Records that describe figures
**********
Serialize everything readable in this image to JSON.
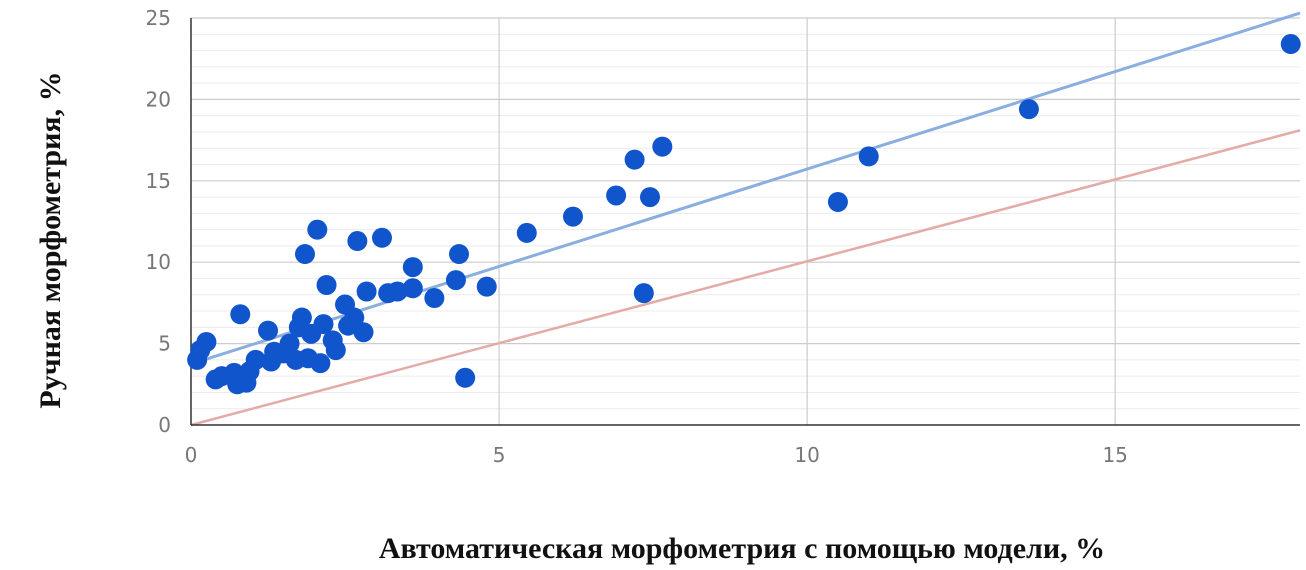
{
  "chart_data": {
    "type": "scatter",
    "xlabel": "Автоматическая морфометрия с помощью модели, %",
    "ylabel": "Ручная морфометрия, %",
    "xlim": [
      0,
      18
    ],
    "ylim": [
      0,
      25
    ],
    "x_ticks": [
      "0",
      "5",
      "10",
      "15"
    ],
    "y_ticks": [
      "0",
      "5",
      "10",
      "15",
      "20",
      "25"
    ],
    "x_tick_values": [
      0,
      5,
      10,
      15
    ],
    "y_tick_values": [
      0,
      5,
      10,
      15,
      20,
      25
    ],
    "grid": true,
    "colors": {
      "points": "#1155cc",
      "fit_line": "#8aaee0",
      "identity_line": "#e3aaa8",
      "major_grid": "#cccccc",
      "minor_grid": "#ececec",
      "axis": "#333333"
    },
    "series": [
      {
        "points": [
          [
            0.1,
            4.0
          ],
          [
            0.15,
            4.6
          ],
          [
            0.25,
            5.1
          ],
          [
            0.4,
            2.8
          ],
          [
            0.5,
            3.0
          ],
          [
            0.7,
            3.2
          ],
          [
            0.75,
            2.5
          ],
          [
            0.8,
            6.8
          ],
          [
            0.9,
            2.6
          ],
          [
            0.95,
            3.3
          ],
          [
            1.05,
            4.0
          ],
          [
            1.25,
            5.8
          ],
          [
            1.3,
            3.9
          ],
          [
            1.35,
            4.5
          ],
          [
            1.5,
            4.4
          ],
          [
            1.6,
            5.0
          ],
          [
            1.7,
            4.0
          ],
          [
            1.75,
            6.0
          ],
          [
            1.8,
            6.6
          ],
          [
            1.85,
            10.5
          ],
          [
            1.9,
            4.1
          ],
          [
            1.95,
            5.6
          ],
          [
            2.05,
            12.0
          ],
          [
            2.1,
            3.8
          ],
          [
            2.15,
            6.2
          ],
          [
            2.2,
            8.6
          ],
          [
            2.3,
            5.2
          ],
          [
            2.35,
            4.6
          ],
          [
            2.5,
            7.4
          ],
          [
            2.55,
            6.1
          ],
          [
            2.65,
            6.6
          ],
          [
            2.7,
            11.3
          ],
          [
            2.8,
            5.7
          ],
          [
            2.85,
            8.2
          ],
          [
            3.1,
            11.5
          ],
          [
            3.2,
            8.1
          ],
          [
            3.35,
            8.2
          ],
          [
            3.6,
            8.4
          ],
          [
            3.6,
            9.7
          ],
          [
            3.95,
            7.8
          ],
          [
            4.3,
            8.9
          ],
          [
            4.35,
            10.5
          ],
          [
            4.45,
            2.9
          ],
          [
            4.8,
            8.5
          ],
          [
            5.45,
            11.8
          ],
          [
            6.2,
            12.8
          ],
          [
            6.9,
            14.1
          ],
          [
            7.2,
            16.3
          ],
          [
            7.35,
            8.1
          ],
          [
            7.45,
            14.0
          ],
          [
            7.65,
            17.1
          ],
          [
            10.5,
            13.7
          ],
          [
            11.0,
            16.5
          ],
          [
            13.6,
            19.4
          ],
          [
            17.85,
            23.4
          ]
        ]
      }
    ],
    "fit_line": [
      [
        0,
        3.75
      ],
      [
        18,
        25.3
      ]
    ],
    "identity_line": [
      [
        0,
        0
      ],
      [
        18,
        18.1
      ]
    ]
  }
}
**********
# WHAT IS REQUIRED
Set the data above down again exactly as given, with no pictures.

# WRITTEN RESPONSE
Serialize everything readable in this image to JSON.
{
  "chart_data": {
    "type": "scatter",
    "xlabel": "Автоматическая морфометрия с помощью модели, %",
    "ylabel": "Ручная морфометрия, %",
    "xlim": [
      0,
      18
    ],
    "ylim": [
      0,
      25
    ],
    "x_ticks": [
      "0",
      "5",
      "10",
      "15"
    ],
    "y_ticks": [
      "0",
      "5",
      "10",
      "15",
      "20",
      "25"
    ],
    "x_tick_values": [
      0,
      5,
      10,
      15
    ],
    "y_tick_values": [
      0,
      5,
      10,
      15,
      20,
      25
    ],
    "grid": true,
    "colors": {
      "points": "#1155cc",
      "fit_line": "#8aaee0",
      "identity_line": "#e3aaa8",
      "major_grid": "#cccccc",
      "minor_grid": "#ececec",
      "axis": "#333333"
    },
    "series": [
      {
        "points": [
          [
            0.1,
            4.0
          ],
          [
            0.15,
            4.6
          ],
          [
            0.25,
            5.1
          ],
          [
            0.4,
            2.8
          ],
          [
            0.5,
            3.0
          ],
          [
            0.7,
            3.2
          ],
          [
            0.75,
            2.5
          ],
          [
            0.8,
            6.8
          ],
          [
            0.9,
            2.6
          ],
          [
            0.95,
            3.3
          ],
          [
            1.05,
            4.0
          ],
          [
            1.25,
            5.8
          ],
          [
            1.3,
            3.9
          ],
          [
            1.35,
            4.5
          ],
          [
            1.5,
            4.4
          ],
          [
            1.6,
            5.0
          ],
          [
            1.7,
            4.0
          ],
          [
            1.75,
            6.0
          ],
          [
            1.8,
            6.6
          ],
          [
            1.85,
            10.5
          ],
          [
            1.9,
            4.1
          ],
          [
            1.95,
            5.6
          ],
          [
            2.05,
            12.0
          ],
          [
            2.1,
            3.8
          ],
          [
            2.15,
            6.2
          ],
          [
            2.2,
            8.6
          ],
          [
            2.3,
            5.2
          ],
          [
            2.35,
            4.6
          ],
          [
            2.5,
            7.4
          ],
          [
            2.55,
            6.1
          ],
          [
            2.65,
            6.6
          ],
          [
            2.7,
            11.3
          ],
          [
            2.8,
            5.7
          ],
          [
            2.85,
            8.2
          ],
          [
            3.1,
            11.5
          ],
          [
            3.2,
            8.1
          ],
          [
            3.35,
            8.2
          ],
          [
            3.6,
            8.4
          ],
          [
            3.6,
            9.7
          ],
          [
            3.95,
            7.8
          ],
          [
            4.3,
            8.9
          ],
          [
            4.35,
            10.5
          ],
          [
            4.45,
            2.9
          ],
          [
            4.8,
            8.5
          ],
          [
            5.45,
            11.8
          ],
          [
            6.2,
            12.8
          ],
          [
            6.9,
            14.1
          ],
          [
            7.2,
            16.3
          ],
          [
            7.35,
            8.1
          ],
          [
            7.45,
            14.0
          ],
          [
            7.65,
            17.1
          ],
          [
            10.5,
            13.7
          ],
          [
            11.0,
            16.5
          ],
          [
            13.6,
            19.4
          ],
          [
            17.85,
            23.4
          ]
        ]
      }
    ],
    "fit_line": [
      [
        0,
        3.75
      ],
      [
        18,
        25.3
      ]
    ],
    "identity_line": [
      [
        0,
        0
      ],
      [
        18,
        18.1
      ]
    ]
  }
}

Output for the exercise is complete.